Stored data
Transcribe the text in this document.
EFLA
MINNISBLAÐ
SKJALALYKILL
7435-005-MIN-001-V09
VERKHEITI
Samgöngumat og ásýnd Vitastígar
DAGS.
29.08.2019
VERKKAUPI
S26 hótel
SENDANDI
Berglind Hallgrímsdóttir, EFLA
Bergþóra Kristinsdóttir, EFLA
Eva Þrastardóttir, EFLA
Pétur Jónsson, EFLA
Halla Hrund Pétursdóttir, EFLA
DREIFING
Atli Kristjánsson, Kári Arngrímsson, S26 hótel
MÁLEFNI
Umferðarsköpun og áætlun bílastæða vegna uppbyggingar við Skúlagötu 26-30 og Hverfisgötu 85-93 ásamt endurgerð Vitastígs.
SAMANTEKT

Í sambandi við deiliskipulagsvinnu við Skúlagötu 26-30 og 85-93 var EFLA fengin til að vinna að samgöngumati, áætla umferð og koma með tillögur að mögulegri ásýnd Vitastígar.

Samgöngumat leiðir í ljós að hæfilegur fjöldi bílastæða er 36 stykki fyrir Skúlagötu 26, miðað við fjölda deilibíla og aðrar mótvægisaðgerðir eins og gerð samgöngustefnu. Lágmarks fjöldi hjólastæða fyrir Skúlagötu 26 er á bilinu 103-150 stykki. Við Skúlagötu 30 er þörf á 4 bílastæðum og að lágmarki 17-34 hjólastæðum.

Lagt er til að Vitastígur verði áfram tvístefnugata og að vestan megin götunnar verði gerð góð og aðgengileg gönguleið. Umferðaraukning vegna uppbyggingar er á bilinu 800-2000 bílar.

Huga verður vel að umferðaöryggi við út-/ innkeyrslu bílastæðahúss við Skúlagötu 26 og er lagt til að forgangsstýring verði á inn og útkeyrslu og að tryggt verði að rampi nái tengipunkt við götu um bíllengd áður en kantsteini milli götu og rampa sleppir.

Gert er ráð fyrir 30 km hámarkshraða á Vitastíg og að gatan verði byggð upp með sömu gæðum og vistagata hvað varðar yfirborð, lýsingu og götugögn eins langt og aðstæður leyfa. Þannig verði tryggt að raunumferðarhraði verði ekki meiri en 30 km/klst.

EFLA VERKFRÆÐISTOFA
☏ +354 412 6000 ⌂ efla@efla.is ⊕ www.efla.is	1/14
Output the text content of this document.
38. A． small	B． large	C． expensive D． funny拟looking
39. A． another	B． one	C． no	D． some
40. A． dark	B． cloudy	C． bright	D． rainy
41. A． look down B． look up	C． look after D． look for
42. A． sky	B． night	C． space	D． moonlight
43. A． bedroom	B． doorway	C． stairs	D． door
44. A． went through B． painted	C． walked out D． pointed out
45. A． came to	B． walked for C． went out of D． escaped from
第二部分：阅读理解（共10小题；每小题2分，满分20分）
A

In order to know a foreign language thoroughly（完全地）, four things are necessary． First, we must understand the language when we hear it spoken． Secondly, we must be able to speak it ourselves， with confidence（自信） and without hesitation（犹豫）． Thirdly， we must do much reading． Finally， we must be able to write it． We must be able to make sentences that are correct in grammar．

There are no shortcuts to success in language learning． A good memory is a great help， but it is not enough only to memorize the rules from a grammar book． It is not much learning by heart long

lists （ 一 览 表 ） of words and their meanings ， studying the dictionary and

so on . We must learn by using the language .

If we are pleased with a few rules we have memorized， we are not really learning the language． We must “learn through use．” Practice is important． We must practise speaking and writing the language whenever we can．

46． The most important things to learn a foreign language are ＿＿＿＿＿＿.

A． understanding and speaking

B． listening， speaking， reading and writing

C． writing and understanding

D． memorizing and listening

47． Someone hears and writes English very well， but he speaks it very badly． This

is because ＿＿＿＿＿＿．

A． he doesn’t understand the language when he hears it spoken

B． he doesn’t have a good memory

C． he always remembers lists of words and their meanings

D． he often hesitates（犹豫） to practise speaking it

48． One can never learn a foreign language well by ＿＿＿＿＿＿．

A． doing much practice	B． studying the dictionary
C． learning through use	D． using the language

■ TASK PROMPT
Each entry above is to be printed again exactly.

■ WRITTEN SOLUTION
Transcribe the text in this document.
EFLA
MINNISBLAÐ
SKJALALYKILL
7435-005-MIN-001-V09
VERKHEITI
Samgöngumat og ásýnd Vitastígar
DAGS.
29.08.2019
VERKKAUPI
S26 hótel
SENDANDI
Berglind Hallgrímsdóttir, EFLA
Bergþóra Kristinsdóttir, EFLA
Eva Þrastardóttir, EFLA
Pétur Jónsson, EFLA
Halla Hrund Pétursdóttir, EFLA
DREIFING
Atli Kristjánsson, Kári Arngrímsson, S26 hótel
MÁLEFNI
Umferðarsköpun og áætlun bílastæða vegna uppbyggingar við Skúlagötu 26-30 og Hverfisgötu 85-93 ásamt endurgerð Vitastígs.
SAMANTEKT

Í sambandi við deiliskipulagsvinnu við Skúlagötu 26-30 og 85-93 var EFLA fengin til að vinna að samgöngumati, áætla umferð og koma með tillögur að mögulegri ásýnd Vitastígar.

Samgöngumat leiðir í ljós að hæfilegur fjöldi bílastæða er 36 stykki fyrir Skúlagötu 26, miðað við fjölda deilibíla og aðrar mótvægisaðgerðir eins og gerð samgöngustefnu. Lágmarks fjöldi hjólastæða fyrir Skúlagötu 26 er á bilinu 103-150 stykki. Við Skúlagötu 30 er þörf á 4 bílastæðum og að lágmarki 17-34 hjólastæðum.

Lagt er til að Vitastígur verði áfram tvístefnugata og að vestan megin götunnar verði gerð góð og aðgengileg gönguleið. Umferðaraukning vegna uppbyggingar er á bilinu 800-2000 bílar.

Huga verður vel að umferðaöryggi við út-/ innkeyrslu bílastæðahúss við Skúlagötu 26 og er lagt til að forgangsstýring verði á inn og útkeyrslu og að tryggt verði að rampi nái tengipunkt við götu um bíllengd áður en kantsteini milli götu og rampa sleppir.

Gert er ráð fyrir 30 km hámarkshraða á Vitastíg og að gatan verði byggð upp með sömu gæðum og vistagata hvað varðar yfirborð, lýsingu og götugögn eins langt og aðstæður leyfa. Þannig verði tryggt að raunumferðarhraði verði ekki meiri en 30 km/klst.

EFLA VERKFRÆÐISTOFA
☏ +354 412 6000 ⌂ efla@efla.is ⊕ www.efla.is	1/14
Output the text content of this document.
38. A． small	B． large	C． expensive D． funny拟looking
39. A． another	B． one	C． no	D． some
40. A． dark	B． cloudy	C． bright	D． rainy
41. A． look down B． look up	C． look after D． look for
42. A． sky	B． night	C． space	D． moonlight
43. A． bedroom	B． doorway	C． stairs	D． door
44. A． went through B． painted	C． walked out D． pointed out
45. A． came to	B． walked for C． went out of D． escaped from
第二部分：阅读理解（共10小题；每小题2分，满分20分）
A

In order to know a foreign language thoroughly（完全地）, four things are necessary． First, we must understand the language when we hear it spoken． Secondly, we must be able to speak it ourselves， with confidence（自信） and without hesitation（犹豫）． Thirdly， we must do much reading． Finally， we must be able to write it． We must be able to make sentences that are correct in grammar．

There are no shortcuts to success in language learning． A good memory is a great help， but it is not enough only to memorize the rules from a grammar book． It is not much learning by heart long

lists （ 一 览 表 ） of words and their meanings ， studying the dictionary and

so on . We must learn by using the language .

If we are pleased with a few rules we have memorized， we are not really learning the language． We must “learn through use．” Practice is important． We must practise speaking and writing the language whenever we can．

46． The most important things to learn a foreign language are ＿＿＿＿＿＿.

A． understanding and speaking

B． listening， speaking， reading and writing

C． writing and understanding

D． memorizing and listening

47． Someone hears and writes English very well， but he speaks it very badly． This

is because ＿＿＿＿＿＿．

A． he doesn’t understand the language when he hears it spoken

B． he doesn’t have a good memory

C． he always remembers lists of words and their meanings

D． he often hesitates（犹豫） to practise speaking it

48． One can never learn a foreign language well by ＿＿＿＿＿＿．

A． doing much practice	B． studying the dictionary
C． learning through use	D． using the language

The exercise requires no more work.